* START *
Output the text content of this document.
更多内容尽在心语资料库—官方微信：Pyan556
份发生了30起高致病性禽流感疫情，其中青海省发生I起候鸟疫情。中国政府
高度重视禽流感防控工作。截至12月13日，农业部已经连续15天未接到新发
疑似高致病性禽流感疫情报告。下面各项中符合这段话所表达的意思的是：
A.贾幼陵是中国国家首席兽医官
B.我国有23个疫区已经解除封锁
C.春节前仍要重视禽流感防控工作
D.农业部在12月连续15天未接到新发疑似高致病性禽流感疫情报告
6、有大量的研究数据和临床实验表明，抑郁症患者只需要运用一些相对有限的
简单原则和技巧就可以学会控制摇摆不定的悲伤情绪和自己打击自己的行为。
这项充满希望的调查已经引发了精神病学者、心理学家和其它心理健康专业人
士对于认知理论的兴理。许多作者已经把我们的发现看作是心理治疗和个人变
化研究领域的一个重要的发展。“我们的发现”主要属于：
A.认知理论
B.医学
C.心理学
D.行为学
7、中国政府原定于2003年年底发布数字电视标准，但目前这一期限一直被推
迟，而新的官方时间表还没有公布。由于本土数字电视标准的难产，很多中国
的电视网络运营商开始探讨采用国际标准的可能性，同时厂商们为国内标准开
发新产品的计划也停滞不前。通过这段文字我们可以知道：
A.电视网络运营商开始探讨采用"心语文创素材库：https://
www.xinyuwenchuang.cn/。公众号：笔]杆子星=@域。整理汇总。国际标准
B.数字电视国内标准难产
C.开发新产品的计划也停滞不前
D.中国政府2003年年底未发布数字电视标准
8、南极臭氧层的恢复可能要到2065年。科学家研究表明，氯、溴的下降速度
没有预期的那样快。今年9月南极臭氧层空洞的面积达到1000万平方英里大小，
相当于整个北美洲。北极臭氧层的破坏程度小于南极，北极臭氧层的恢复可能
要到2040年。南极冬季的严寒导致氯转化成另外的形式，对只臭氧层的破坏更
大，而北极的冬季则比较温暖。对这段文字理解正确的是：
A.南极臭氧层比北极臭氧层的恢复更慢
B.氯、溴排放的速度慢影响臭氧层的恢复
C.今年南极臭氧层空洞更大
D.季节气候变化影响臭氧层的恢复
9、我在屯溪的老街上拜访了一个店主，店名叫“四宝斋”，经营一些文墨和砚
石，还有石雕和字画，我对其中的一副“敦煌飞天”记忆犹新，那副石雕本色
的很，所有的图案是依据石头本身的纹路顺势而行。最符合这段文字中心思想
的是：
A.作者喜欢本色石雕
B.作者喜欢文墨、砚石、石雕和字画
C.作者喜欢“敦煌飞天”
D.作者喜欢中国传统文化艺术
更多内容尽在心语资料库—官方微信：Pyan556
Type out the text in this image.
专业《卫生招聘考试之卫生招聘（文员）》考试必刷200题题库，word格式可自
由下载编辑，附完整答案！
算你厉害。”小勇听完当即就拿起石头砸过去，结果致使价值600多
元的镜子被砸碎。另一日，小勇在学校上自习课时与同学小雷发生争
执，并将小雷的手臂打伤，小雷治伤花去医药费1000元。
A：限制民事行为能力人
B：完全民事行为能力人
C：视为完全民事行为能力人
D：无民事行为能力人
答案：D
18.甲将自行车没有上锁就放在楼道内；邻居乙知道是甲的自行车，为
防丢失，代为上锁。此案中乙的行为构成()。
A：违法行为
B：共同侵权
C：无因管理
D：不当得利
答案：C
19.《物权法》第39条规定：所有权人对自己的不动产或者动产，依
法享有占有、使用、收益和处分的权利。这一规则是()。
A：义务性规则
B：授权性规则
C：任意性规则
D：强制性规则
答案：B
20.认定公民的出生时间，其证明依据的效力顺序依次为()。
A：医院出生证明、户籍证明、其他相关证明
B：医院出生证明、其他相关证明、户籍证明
* END *
# [Objective]
Of the lines in this data, how many contain "敦煌飞天"? Reply with only the number.

# [Written reply]
2